Collected data entries:
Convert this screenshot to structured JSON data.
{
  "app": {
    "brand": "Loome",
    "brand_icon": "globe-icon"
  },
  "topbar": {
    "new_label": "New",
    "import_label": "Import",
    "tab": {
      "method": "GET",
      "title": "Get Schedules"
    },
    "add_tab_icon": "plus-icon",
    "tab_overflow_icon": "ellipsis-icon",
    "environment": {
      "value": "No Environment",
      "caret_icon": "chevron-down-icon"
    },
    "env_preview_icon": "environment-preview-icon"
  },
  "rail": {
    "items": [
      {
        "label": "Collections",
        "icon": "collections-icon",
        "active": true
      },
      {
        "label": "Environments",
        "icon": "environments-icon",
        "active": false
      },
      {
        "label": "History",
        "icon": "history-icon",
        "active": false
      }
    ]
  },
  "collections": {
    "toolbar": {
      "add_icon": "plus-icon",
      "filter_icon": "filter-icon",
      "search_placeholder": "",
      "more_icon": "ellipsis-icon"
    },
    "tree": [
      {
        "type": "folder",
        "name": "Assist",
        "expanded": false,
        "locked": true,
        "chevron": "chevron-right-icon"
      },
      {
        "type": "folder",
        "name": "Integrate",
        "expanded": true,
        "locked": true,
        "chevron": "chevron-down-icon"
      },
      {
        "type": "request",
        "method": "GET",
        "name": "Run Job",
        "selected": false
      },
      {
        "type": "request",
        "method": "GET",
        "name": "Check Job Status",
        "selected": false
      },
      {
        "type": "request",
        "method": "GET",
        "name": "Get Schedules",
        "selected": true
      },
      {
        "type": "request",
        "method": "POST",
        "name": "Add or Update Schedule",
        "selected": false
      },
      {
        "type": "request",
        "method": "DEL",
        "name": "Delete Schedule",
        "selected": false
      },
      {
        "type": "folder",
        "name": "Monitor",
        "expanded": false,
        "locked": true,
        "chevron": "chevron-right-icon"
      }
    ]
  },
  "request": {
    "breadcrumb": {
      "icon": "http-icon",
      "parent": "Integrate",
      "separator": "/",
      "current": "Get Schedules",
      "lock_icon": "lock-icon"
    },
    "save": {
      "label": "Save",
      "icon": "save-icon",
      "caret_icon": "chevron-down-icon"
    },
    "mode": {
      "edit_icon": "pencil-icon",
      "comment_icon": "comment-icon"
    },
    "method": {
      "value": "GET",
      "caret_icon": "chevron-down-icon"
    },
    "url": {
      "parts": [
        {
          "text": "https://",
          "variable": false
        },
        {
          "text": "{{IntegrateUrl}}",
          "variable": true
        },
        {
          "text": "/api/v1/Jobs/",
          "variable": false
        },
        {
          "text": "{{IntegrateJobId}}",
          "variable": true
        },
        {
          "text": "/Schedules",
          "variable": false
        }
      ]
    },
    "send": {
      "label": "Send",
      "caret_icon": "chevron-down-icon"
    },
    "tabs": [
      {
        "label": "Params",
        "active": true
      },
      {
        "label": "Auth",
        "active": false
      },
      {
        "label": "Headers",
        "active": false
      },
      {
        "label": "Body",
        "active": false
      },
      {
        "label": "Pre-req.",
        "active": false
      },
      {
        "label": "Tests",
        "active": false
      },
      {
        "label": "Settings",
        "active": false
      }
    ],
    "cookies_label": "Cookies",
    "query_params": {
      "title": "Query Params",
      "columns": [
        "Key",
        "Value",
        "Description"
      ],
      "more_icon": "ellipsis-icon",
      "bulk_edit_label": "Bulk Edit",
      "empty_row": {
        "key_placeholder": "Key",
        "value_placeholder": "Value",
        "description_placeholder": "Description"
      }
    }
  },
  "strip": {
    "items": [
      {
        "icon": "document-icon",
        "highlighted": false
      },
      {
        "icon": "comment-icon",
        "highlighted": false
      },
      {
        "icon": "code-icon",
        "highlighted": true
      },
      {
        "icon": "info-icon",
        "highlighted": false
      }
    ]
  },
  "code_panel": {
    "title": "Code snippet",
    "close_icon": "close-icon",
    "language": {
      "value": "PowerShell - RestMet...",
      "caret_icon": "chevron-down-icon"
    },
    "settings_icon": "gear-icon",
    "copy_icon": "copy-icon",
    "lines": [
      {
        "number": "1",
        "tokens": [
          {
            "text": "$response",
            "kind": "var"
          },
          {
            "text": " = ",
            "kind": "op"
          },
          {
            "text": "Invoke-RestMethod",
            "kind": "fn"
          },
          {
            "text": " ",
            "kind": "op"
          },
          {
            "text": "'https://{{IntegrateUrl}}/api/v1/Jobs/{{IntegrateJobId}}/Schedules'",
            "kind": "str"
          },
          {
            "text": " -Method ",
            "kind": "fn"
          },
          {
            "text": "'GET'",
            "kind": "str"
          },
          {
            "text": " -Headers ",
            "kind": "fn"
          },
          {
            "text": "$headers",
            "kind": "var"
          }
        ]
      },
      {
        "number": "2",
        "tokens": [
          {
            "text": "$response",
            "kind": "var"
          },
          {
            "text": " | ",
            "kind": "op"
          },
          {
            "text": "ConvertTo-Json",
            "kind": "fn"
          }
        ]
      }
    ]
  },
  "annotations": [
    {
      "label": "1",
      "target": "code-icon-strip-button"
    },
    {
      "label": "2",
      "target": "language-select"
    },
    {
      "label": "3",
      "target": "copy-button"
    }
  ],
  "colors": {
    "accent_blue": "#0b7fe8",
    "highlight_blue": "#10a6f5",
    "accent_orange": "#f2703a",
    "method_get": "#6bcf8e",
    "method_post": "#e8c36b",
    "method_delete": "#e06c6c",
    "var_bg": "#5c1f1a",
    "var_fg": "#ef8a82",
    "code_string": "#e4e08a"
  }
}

• [Your goal] Output the data above exactly, please, line for line.

• [Solution]
Convert this screenshot to structured JSON data.
{
  "app": {
    "brand": "Loome",
    "brand_icon": "globe-icon"
  },
  "topbar": {
    "new_label": "New",
    "import_label": "Import",
    "tab": {
      "method": "GET",
      "title": "Get Schedules"
    },
    "add_tab_icon": "plus-icon",
    "tab_overflow_icon": "ellipsis-icon",
    "environment": {
      "value": "No Environment",
      "caret_icon": "chevron-down-icon"
    },
    "env_preview_icon": "environment-preview-icon"
  },
  "rail": {
    "items": [
      {
        "label": "Collections",
        "icon": "collections-icon",
        "active": true
      },
      {
        "label": "Environments",
        "icon": "environments-icon",
        "active": false
      },
      {
        "label": "History",
        "icon": "history-icon",
        "active": false
      }
    ]
  },
  "collections": {
    "toolbar": {
      "add_icon": "plus-icon",
      "filter_icon": "filter-icon",
      "search_placeholder": "",
      "more_icon": "ellipsis-icon"
    },
    "tree": [
      {
        "type": "folder",
        "name": "Assist",
        "expanded": false,
        "locked": true,
        "chevron": "chevron-right-icon"
      },
      {
        "type": "folder",
        "name": "Integrate",
        "expanded": true,
        "locked": true,
        "chevron": "chevron-down-icon"
      },
      {
        "type": "request",
        "method": "GET",
        "name": "Run Job",
        "selected": false
      },
      {
        "type": "request",
        "method": "GET",
        "name": "Check Job Status",
        "selected": false
      },
      {
        "type": "request",
        "method": "GET",
        "name": "Get Schedules",
        "selected": true
      },
      {
        "type": "request",
        "method": "POST",
        "name": "Add or Update Schedule",
        "selected": false
      },
      {
        "type": "request",
        "method": "DEL",
        "name": "Delete Schedule",
        "selected": false
      },
      {
        "type": "folder",
        "name": "Monitor",
        "expanded": false,
        "locked": true,
        "chevron": "chevron-right-icon"
      }
    ]
  },
  "request": {
    "breadcrumb": {
      "icon": "http-icon",
      "parent": "Integrate",
      "separator": "/",
      "current": "Get Schedules",
      "lock_icon": "lock-icon"
    },
    "save": {
      "label": "Save",
      "icon": "save-icon",
      "caret_icon": "chevron-down-icon"
    },
    "mode": {
      "edit_icon": "pencil-icon",
      "comment_icon": "comment-icon"
    },
    "method": {
      "value": "GET",
      "caret_icon": "chevron-down-icon"
    },
    "url": {
      "parts": [
        {
          "text": "https://",
          "variable": false
        },
        {
          "text": "{{IntegrateUrl}}",
          "variable": true
        },
        {
          "text": "/api/v1/Jobs/",
          "variable": false
        },
        {
          "text": "{{IntegrateJobId}}",
          "variable": true
        },
        {
          "text": "/Schedules",
          "variable": false
        }
      ]
    },
    "send": {
      "label": "Send",
      "caret_icon": "chevron-down-icon"
    },
    "tabs": [
      {
        "label": "Params",
        "active": true
      },
      {
        "label": "Auth",
        "active": false
      },
      {
        "label": "Headers",
        "active": false
      },
      {
        "label": "Body",
        "active": false
      },
      {
        "label": "Pre-req.",
        "active": false
      },
      {
        "label": "Tests",
        "active": false
      },
      {
        "label": "Settings",
        "active": false
      }
    ],
    "cookies_label": "Cookies",
    "query_params": {
      "title": "Query Params",
      "columns": [
        "Key",
        "Value",
        "Description"
      ],
      "more_icon": "ellipsis-icon",
      "bulk_edit_label": "Bulk Edit",
      "empty_row": {
        "key_placeholder": "Key",
        "value_placeholder": "Value",
        "description_placeholder": "Description"
      }
    }
  },
  "strip": {
    "items": [
      {
        "icon": "document-icon",
        "highlighted": false
      },
      {
        "icon": "comment-icon",
        "highlighted": false
      },
      {
        "icon": "code-icon",
        "highlighted": true
      },
      {
        "icon": "info-icon",
        "highlighted": false
      }
    ]
  },
  "code_panel": {
    "title": "Code snippet",
    "close_icon": "close-icon",
    "language": {
      "value": "PowerShell - RestMet...",
      "caret_icon": "chevron-down-icon"
    },
    "settings_icon": "gear-icon",
    "copy_icon": "copy-icon",
    "lines": [
      {
        "number": "1",
        "tokens": [
          {
            "text": "$response",
            "kind": "var"
          },
          {
            "text": " = ",
            "kind": "op"
          },
          {
            "text": "Invoke-RestMethod",
            "kind": "fn"
          },
          {
            "text": " ",
            "kind": "op"
          },
          {
            "text": "'https://{{IntegrateUrl}}/api/v1/Jobs/{{IntegrateJobId}}/Schedules'",
            "kind": "str"
          },
          {
            "text": " -Method ",
            "kind": "fn"
          },
          {
            "text": "'GET'",
            "kind": "str"
          },
          {
            "text": " -Headers ",
            "kind": "fn"
          },
          {
            "text": "$headers",
            "kind": "var"
          }
        ]
      },
      {
        "number": "2",
        "tokens": [
          {
            "text": "$response",
            "kind": "var"
          },
          {
            "text": " | ",
            "kind": "op"
          },
          {
            "text": "ConvertTo-Json",
            "kind": "fn"
          }
        ]
      }
    ]
  },
  "annotations": [
    {
      "label": "1",
      "target": "code-icon-strip-button"
    },
    {
      "label": "2",
      "target": "language-select"
    },
    {
      "label": "3",
      "target": "copy-button"
    }
  ],
  "colors": {
    "accent_blue": "#0b7fe8",
    "highlight_blue": "#10a6f5",
    "accent_orange": "#f2703a",
    "method_get": "#6bcf8e",
    "method_post": "#e8c36b",
    "method_delete": "#e06c6c",
    "var_bg": "#5c1f1a",
    "var_fg": "#ef8a82",
    "code_string": "#e4e08a"
  }
}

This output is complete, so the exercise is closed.